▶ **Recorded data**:
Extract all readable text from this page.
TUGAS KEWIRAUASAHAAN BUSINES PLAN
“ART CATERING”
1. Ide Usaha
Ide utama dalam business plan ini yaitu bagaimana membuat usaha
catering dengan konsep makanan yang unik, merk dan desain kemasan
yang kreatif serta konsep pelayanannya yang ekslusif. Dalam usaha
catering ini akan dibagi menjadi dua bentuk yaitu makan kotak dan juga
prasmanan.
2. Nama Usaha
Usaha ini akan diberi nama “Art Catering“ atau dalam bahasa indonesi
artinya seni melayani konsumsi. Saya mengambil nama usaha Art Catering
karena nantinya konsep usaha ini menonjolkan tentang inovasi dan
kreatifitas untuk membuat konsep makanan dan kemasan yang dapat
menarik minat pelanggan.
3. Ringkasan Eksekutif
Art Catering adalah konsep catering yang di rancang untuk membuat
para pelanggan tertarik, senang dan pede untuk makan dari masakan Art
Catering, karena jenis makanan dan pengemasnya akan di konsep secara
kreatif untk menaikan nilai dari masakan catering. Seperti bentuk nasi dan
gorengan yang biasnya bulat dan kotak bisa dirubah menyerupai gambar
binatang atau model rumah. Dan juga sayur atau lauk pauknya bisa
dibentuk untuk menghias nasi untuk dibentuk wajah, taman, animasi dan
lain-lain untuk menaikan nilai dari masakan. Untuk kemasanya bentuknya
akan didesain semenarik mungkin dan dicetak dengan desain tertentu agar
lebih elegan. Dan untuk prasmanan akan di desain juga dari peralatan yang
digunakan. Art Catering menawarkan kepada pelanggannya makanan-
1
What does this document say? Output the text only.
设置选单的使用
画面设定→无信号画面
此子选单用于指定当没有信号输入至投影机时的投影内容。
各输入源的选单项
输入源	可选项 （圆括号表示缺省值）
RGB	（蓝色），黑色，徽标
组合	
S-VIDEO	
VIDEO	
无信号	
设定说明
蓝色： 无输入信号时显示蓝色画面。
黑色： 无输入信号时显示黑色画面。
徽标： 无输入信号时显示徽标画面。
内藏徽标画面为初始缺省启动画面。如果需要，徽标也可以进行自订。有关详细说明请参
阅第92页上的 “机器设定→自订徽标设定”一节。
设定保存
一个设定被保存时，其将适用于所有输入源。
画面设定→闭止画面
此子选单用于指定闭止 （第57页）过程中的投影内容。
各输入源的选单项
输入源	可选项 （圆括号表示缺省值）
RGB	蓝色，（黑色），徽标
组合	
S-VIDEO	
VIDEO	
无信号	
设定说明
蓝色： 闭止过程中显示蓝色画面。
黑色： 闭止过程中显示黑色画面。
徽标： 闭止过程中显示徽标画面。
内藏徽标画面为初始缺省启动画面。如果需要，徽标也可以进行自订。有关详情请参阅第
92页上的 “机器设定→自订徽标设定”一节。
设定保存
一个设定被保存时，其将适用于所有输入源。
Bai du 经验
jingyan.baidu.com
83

▶ **Task directions**: Every line of the records above needs to be given again exactly.

▶ **Task result**:
Extract all readable text from this page.
TUGAS KEWIRAUASAHAAN BUSINES PLAN
“ART CATERING”
1. Ide Usaha
Ide utama dalam business plan ini yaitu bagaimana membuat usaha
catering dengan konsep makanan yang unik, merk dan desain kemasan
yang kreatif serta konsep pelayanannya yang ekslusif. Dalam usaha
catering ini akan dibagi menjadi dua bentuk yaitu makan kotak dan juga
prasmanan.
2. Nama Usaha
Usaha ini akan diberi nama “Art Catering“ atau dalam bahasa indonesi
artinya seni melayani konsumsi. Saya mengambil nama usaha Art Catering
karena nantinya konsep usaha ini menonjolkan tentang inovasi dan
kreatifitas untuk membuat konsep makanan dan kemasan yang dapat
menarik minat pelanggan.
3. Ringkasan Eksekutif
Art Catering adalah konsep catering yang di rancang untuk membuat
para pelanggan tertarik, senang dan pede untuk makan dari masakan Art
Catering, karena jenis makanan dan pengemasnya akan di konsep secara
kreatif untk menaikan nilai dari masakan catering. Seperti bentuk nasi dan
gorengan yang biasnya bulat dan kotak bisa dirubah menyerupai gambar
binatang atau model rumah. Dan juga sayur atau lauk pauknya bisa
dibentuk untuk menghias nasi untuk dibentuk wajah, taman, animasi dan
lain-lain untuk menaikan nilai dari masakan. Untuk kemasanya bentuknya
akan didesain semenarik mungkin dan dicetak dengan desain tertentu agar
lebih elegan. Dan untuk prasmanan akan di desain juga dari peralatan yang
digunakan. Art Catering menawarkan kepada pelanggannya makanan-
1
What does this document say? Output the text only.
设置选单的使用
画面设定→无信号画面
此子选单用于指定当没有信号输入至投影机时的投影内容。
各输入源的选单项
输入源	可选项 （圆括号表示缺省值）
RGB	（蓝色），黑色，徽标
组合	
S-VIDEO	
VIDEO	
无信号	
设定说明
蓝色： 无输入信号时显示蓝色画面。
黑色： 无输入信号时显示黑色画面。
徽标： 无输入信号时显示徽标画面。
内藏徽标画面为初始缺省启动画面。如果需要，徽标也可以进行自订。有关详细说明请参
阅第92页上的 “机器设定→自订徽标设定”一节。
设定保存
一个设定被保存时，其将适用于所有输入源。
画面设定→闭止画面
此子选单用于指定闭止 （第57页）过程中的投影内容。
各输入源的选单项
输入源	可选项 （圆括号表示缺省值）
RGB	蓝色，（黑色），徽标
组合	
S-VIDEO	
VIDEO	
无信号	
设定说明
蓝色： 闭止过程中显示蓝色画面。
黑色： 闭止过程中显示黑色画面。
徽标： 闭止过程中显示徽标画面。
内藏徽标画面为初始缺省启动画面。如果需要，徽标也可以进行自订。有关详情请参阅第
92页上的 “机器设定→自订徽标设定”一节。
设定保存
一个设定被保存时，其将适用于所有输入源。
Bai du 经验
jingyan.baidu.com
83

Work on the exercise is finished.